## Problem statement
Give back, character for character, the stretch of the material below from the line containing "accessories-bar: 产品配件 主机" through the line containing "scrollbar-track[interactable] xyxy=(683,0,690,488)".
________________________________________
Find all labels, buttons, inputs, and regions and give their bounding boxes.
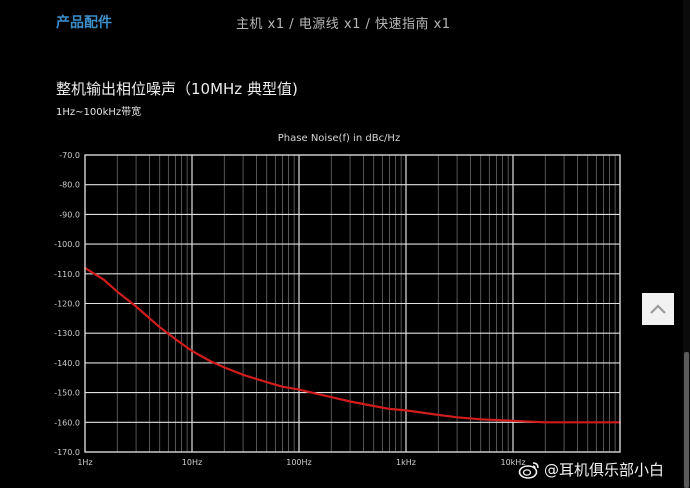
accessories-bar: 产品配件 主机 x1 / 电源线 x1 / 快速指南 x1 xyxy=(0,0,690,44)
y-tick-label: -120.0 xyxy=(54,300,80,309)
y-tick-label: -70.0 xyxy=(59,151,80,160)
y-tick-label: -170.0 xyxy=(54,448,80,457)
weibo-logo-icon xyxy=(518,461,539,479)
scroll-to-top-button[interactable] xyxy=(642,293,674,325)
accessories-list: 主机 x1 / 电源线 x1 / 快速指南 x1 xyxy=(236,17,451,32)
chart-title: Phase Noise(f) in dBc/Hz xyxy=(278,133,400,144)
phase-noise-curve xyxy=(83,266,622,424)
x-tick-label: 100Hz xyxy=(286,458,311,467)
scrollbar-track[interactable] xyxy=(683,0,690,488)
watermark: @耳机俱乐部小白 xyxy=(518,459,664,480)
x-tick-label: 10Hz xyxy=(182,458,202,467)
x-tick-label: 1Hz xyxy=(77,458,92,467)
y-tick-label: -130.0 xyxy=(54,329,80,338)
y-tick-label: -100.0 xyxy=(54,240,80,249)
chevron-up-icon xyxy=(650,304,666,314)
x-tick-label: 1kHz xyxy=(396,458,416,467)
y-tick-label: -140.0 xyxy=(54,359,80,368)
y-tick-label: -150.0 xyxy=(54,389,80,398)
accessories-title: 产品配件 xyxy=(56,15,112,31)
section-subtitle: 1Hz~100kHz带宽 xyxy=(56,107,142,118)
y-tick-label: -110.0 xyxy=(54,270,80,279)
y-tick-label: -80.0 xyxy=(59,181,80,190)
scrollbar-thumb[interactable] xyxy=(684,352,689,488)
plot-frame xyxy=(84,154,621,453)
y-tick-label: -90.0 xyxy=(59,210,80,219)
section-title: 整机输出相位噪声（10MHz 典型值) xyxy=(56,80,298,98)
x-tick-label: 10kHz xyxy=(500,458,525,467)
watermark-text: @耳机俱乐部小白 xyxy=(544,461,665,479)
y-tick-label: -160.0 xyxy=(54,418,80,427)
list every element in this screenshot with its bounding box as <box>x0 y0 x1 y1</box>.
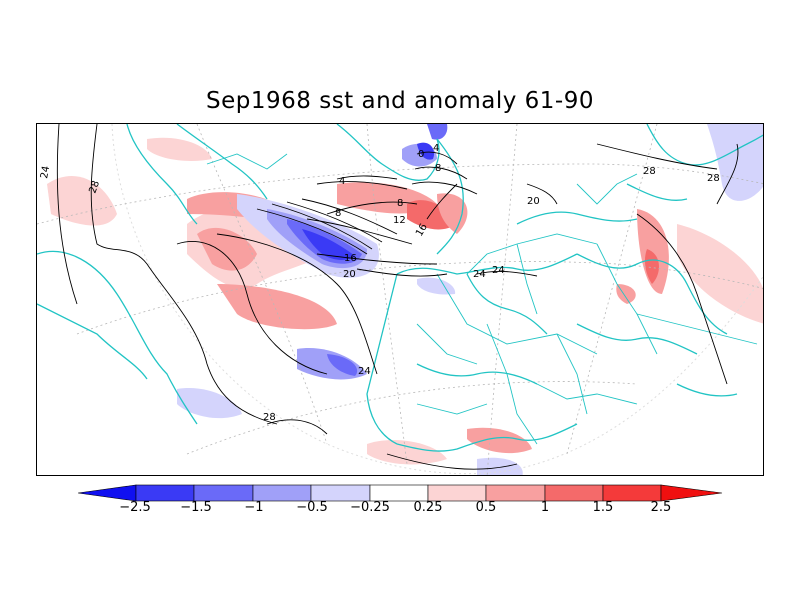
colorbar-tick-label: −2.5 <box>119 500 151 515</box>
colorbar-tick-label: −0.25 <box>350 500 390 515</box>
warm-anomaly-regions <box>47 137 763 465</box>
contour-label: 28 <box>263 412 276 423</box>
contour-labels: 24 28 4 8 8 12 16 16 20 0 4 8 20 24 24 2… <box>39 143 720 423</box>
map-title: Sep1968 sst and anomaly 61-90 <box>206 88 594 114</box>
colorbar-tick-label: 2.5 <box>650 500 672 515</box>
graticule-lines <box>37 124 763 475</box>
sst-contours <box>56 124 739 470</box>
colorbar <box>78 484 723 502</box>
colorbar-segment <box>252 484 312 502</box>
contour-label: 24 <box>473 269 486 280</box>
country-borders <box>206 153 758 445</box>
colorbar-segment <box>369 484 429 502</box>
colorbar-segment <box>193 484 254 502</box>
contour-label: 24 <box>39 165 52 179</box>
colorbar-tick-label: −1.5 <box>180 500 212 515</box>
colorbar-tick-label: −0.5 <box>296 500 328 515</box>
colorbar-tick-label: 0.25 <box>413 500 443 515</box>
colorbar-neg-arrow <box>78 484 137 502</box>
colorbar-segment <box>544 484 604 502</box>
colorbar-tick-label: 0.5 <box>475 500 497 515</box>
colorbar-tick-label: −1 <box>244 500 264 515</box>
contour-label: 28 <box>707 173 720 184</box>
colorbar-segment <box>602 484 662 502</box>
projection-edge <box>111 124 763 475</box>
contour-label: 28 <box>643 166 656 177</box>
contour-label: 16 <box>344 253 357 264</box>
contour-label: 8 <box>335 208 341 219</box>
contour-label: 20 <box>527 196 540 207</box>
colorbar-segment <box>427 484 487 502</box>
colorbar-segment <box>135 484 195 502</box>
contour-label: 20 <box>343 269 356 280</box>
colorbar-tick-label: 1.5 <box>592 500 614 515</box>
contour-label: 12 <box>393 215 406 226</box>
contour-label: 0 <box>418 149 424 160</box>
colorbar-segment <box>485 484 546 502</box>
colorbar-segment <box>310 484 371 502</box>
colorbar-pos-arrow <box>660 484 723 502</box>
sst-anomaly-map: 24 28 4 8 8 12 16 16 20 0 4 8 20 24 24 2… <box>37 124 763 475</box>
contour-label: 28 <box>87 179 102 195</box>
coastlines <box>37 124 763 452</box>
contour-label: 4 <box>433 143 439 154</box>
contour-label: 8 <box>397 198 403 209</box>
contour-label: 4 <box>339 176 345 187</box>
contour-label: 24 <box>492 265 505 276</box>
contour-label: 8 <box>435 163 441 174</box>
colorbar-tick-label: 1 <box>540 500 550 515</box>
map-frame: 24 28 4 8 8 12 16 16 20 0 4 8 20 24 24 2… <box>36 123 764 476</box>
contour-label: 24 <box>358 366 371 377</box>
________________________________________
## Output for this exercise
accessories-bar: 产品配件 主机 x1 / 电源线 x1 / 快速指南 x1 xyxy=(0,0,690,44)
y-tick-label: -120.0 xyxy=(54,300,80,309)
y-tick-label: -70.0 xyxy=(59,151,80,160)
y-tick-label: -170.0 xyxy=(54,448,80,457)
weibo-logo-icon xyxy=(518,461,539,479)
scroll-to-top-button[interactable] xyxy=(642,293,674,325)
accessories-list: 主机 x1 / 电源线 x1 / 快速指南 x1 xyxy=(236,17,451,32)
chart-title: Phase Noise(f) in dBc/Hz xyxy=(278,133,400,144)
phase-noise-curve xyxy=(83,266,622,424)
x-tick-label: 100Hz xyxy=(286,458,311,467)
scrollbar-track[interactable] xyxy=(683,0,690,488)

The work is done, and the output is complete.